Items listed in a dataset
________
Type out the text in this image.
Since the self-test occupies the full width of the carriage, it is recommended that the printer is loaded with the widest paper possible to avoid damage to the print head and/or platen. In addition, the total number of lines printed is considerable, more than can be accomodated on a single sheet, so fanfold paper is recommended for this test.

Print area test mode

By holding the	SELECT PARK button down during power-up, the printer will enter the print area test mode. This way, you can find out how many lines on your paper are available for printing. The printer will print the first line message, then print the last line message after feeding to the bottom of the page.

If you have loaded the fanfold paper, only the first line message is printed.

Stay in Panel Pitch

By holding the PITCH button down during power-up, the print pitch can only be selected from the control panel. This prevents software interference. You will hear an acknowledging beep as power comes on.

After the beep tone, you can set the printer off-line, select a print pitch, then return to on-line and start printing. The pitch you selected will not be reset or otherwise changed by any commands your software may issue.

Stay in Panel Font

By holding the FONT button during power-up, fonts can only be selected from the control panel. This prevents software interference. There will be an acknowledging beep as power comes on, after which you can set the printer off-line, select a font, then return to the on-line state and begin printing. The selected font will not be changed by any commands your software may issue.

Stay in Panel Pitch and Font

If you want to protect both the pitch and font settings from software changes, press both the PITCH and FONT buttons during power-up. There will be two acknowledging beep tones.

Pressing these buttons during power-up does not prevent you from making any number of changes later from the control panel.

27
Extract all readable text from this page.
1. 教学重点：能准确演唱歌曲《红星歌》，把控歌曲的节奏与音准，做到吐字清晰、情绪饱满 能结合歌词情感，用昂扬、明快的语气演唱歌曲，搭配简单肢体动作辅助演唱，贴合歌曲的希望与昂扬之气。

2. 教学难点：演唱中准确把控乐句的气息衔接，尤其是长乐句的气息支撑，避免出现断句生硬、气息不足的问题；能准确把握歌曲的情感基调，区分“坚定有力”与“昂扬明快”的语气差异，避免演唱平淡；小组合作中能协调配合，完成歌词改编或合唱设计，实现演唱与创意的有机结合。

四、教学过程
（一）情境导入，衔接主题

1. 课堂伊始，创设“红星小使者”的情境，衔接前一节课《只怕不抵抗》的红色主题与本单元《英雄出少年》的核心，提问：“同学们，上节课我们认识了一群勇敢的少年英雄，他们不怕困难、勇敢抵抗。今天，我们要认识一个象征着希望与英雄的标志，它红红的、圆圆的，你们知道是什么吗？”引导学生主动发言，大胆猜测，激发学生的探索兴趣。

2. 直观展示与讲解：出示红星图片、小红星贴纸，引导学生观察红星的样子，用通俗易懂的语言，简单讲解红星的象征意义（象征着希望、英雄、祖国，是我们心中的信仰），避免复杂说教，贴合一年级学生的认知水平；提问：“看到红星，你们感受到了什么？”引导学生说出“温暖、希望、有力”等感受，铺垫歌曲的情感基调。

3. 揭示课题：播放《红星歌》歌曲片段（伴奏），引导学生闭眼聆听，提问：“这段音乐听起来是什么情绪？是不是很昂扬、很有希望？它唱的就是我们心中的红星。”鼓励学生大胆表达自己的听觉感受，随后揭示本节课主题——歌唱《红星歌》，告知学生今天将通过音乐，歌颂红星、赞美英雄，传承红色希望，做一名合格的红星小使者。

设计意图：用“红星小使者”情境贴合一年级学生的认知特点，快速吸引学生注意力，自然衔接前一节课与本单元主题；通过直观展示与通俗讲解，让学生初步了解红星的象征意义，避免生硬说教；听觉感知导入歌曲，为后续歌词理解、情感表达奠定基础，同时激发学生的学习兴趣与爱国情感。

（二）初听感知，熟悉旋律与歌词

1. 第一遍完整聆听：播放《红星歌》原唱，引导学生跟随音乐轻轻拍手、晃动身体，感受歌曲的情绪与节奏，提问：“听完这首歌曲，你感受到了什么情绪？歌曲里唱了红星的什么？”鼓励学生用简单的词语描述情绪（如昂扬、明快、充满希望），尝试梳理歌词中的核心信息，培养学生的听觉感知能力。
________
TASK INSTRUCTIONS ->
Only lines with the string "buttons" belong in your answer; copy each one.

SOLUTION FOR THIS PROBLEM ->
If you want to protect both the pitch and font settings from software changes, press both the PITCH and FONT buttons during power-up. There will be two acknowledging beep tones.
Pressing these buttons during power-up does not prevent you from making any number of changes later from the control panel.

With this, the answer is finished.